**THE DATA:**
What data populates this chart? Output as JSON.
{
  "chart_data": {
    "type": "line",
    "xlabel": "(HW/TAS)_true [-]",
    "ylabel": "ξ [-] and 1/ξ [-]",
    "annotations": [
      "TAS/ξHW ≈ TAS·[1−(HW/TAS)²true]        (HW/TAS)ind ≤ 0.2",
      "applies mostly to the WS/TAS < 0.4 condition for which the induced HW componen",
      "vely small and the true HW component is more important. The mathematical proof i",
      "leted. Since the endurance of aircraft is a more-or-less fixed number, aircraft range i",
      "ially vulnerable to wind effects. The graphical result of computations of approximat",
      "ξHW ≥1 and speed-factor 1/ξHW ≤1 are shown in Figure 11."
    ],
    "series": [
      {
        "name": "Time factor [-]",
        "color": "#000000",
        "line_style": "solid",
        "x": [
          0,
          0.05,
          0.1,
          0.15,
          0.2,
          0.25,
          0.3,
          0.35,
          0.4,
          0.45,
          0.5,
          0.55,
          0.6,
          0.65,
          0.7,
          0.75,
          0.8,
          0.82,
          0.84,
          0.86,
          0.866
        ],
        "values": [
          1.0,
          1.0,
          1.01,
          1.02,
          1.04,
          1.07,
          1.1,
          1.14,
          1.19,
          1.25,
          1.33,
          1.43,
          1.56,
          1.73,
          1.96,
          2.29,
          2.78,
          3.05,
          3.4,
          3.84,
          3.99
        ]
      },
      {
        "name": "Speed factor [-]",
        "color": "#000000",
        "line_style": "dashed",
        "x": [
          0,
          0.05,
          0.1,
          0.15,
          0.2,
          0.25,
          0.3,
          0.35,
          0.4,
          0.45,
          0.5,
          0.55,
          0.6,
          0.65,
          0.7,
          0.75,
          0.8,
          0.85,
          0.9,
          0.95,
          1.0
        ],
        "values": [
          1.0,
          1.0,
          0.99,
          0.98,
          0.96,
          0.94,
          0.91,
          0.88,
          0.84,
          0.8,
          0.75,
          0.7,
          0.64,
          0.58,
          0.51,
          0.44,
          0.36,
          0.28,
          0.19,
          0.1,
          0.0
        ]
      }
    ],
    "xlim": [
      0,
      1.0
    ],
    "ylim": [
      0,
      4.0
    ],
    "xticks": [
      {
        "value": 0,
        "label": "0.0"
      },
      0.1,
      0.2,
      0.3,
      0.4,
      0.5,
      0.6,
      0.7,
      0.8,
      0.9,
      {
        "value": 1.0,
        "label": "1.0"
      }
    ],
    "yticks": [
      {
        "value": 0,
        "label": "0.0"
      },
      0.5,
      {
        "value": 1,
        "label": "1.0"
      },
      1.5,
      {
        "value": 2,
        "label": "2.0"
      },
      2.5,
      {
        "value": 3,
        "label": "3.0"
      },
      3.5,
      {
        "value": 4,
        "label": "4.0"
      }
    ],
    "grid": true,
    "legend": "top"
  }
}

**SHORT TASK:** Copy out each line that contains the word "more".

**EXERCISE OUTPUT:**
      "vely small and the true HW component is more important. The mathematical proof i",
      "leted. Since the endurance of aircraft is a more-or-less fixed number, aircraft range i",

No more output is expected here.